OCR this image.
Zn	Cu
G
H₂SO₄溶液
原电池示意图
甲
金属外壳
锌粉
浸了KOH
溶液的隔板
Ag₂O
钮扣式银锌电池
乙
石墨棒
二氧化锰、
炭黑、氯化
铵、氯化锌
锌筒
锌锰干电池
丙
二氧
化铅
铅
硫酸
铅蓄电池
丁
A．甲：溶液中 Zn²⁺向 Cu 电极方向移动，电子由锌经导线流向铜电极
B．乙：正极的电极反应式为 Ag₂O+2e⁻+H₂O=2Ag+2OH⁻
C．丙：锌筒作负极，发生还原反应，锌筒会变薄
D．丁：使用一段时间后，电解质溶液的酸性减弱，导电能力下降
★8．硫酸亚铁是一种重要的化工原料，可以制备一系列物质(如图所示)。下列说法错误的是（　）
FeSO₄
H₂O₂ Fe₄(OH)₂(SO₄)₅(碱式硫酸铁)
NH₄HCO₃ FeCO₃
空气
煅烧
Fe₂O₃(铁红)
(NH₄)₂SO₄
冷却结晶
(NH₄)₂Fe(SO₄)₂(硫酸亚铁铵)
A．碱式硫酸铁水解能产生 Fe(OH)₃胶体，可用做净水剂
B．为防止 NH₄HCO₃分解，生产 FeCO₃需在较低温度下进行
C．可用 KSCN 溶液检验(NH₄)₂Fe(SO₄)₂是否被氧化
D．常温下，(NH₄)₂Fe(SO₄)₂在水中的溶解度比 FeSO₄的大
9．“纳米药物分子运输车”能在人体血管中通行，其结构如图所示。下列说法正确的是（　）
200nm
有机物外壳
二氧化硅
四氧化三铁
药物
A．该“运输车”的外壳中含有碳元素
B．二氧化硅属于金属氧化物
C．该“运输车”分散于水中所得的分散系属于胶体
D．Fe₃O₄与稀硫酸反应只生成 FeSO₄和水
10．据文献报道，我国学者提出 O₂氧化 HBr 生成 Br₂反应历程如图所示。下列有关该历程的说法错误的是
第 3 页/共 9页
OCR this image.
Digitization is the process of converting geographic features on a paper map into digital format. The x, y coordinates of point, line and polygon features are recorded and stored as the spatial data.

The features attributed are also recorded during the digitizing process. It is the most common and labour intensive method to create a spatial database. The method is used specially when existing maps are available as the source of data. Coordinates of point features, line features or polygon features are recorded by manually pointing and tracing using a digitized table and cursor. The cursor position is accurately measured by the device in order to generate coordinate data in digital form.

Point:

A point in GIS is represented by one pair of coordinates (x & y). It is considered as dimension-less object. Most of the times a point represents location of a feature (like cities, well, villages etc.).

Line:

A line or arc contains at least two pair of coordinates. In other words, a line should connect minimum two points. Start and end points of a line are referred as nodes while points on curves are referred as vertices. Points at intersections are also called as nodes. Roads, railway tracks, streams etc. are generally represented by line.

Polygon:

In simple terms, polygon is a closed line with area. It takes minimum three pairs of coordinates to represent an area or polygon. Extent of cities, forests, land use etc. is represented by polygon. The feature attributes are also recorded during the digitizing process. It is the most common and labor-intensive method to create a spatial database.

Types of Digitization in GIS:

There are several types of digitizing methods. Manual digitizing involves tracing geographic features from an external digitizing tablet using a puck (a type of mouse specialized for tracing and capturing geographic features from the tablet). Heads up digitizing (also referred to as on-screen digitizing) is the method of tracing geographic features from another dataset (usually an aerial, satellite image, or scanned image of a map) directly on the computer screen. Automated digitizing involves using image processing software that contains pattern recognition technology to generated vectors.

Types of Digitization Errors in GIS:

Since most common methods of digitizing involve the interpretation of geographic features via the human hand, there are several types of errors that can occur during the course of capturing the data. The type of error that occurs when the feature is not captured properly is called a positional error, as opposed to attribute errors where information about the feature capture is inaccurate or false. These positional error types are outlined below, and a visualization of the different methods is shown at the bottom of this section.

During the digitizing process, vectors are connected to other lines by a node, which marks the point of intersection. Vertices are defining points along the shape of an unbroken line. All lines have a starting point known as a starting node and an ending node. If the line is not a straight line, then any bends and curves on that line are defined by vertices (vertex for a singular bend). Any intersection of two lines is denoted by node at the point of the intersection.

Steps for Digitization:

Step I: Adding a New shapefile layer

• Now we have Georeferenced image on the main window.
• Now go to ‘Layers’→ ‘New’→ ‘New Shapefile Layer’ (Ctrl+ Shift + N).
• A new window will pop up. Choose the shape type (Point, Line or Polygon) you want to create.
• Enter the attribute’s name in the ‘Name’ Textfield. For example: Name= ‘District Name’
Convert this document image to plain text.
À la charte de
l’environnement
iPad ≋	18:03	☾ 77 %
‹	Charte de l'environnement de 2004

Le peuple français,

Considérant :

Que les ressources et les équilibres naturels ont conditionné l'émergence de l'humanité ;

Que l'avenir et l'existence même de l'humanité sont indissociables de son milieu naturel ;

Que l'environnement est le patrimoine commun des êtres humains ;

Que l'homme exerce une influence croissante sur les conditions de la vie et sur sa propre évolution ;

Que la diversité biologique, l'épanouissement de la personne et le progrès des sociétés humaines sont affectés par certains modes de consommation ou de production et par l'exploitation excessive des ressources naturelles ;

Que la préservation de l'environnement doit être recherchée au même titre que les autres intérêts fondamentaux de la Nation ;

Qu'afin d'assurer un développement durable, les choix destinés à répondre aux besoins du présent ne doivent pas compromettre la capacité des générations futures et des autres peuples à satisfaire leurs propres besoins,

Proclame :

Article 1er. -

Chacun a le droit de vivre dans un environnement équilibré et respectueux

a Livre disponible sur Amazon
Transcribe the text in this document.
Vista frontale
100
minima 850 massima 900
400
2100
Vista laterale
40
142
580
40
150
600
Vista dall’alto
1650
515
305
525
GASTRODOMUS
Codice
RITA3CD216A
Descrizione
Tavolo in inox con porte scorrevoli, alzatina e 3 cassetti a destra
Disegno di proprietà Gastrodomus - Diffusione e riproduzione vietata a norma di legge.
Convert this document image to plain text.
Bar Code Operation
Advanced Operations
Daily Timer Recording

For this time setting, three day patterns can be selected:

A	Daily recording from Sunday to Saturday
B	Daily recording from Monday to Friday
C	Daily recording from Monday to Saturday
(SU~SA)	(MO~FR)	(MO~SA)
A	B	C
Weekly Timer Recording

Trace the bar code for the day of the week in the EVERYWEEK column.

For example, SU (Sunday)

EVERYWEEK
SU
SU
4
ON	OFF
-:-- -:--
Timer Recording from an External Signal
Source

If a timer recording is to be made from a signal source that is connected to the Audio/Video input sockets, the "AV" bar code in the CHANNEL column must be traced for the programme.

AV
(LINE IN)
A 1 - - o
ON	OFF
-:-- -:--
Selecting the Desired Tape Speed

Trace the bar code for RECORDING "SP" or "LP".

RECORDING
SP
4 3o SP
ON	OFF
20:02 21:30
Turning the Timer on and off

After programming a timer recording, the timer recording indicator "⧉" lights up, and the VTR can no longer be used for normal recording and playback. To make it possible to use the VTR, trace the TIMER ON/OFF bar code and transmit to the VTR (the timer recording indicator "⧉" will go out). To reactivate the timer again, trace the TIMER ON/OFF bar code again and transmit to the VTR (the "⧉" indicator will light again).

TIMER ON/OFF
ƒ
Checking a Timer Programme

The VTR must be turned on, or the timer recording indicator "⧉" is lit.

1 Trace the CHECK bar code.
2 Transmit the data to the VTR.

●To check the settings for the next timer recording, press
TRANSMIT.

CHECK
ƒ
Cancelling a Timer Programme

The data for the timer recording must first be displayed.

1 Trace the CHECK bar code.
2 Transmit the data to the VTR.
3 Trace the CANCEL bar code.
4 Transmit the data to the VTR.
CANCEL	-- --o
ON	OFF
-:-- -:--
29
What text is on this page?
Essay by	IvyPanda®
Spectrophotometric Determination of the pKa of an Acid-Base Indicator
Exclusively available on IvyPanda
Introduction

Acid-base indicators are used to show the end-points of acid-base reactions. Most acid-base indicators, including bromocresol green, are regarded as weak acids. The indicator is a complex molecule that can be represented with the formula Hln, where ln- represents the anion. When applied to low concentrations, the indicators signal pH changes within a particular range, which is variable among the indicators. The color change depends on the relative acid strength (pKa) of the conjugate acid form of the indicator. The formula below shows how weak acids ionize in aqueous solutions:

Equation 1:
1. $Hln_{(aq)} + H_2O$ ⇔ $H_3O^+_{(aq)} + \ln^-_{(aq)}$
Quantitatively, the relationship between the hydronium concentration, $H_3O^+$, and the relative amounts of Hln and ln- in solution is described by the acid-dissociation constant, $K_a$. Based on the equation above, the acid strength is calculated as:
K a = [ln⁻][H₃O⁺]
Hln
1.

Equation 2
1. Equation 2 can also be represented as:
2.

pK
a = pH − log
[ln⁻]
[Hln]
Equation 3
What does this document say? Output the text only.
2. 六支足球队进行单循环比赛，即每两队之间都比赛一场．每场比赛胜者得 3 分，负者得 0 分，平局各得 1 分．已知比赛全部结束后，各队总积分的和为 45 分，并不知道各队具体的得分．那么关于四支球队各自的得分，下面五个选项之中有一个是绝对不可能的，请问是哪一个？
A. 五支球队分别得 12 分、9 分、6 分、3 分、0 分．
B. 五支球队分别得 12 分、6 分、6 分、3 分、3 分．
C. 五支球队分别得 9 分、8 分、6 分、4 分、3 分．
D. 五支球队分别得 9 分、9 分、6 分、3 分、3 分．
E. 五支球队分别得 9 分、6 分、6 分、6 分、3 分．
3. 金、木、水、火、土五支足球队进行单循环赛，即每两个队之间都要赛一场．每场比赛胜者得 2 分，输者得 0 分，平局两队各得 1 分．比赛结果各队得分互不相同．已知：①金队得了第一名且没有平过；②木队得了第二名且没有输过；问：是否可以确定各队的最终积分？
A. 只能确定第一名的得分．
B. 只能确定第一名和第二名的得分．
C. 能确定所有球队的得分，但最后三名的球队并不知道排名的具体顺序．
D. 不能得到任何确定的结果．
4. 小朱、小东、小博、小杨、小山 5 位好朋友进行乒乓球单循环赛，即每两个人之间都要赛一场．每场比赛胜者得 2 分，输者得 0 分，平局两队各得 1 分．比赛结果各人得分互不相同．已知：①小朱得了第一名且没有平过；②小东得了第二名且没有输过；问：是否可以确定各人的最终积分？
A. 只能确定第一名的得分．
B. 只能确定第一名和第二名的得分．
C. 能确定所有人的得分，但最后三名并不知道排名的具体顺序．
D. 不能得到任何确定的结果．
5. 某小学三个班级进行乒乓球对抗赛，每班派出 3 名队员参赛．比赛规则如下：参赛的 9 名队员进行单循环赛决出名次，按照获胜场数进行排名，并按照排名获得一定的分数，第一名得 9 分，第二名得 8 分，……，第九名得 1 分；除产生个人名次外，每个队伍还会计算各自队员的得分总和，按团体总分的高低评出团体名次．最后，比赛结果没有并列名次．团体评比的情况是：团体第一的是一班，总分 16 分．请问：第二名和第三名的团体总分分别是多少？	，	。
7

━━━━━━━━━━━━━━━━━━━━

Count how many lines of the material hold the string "example". Give the number and nothing more.

2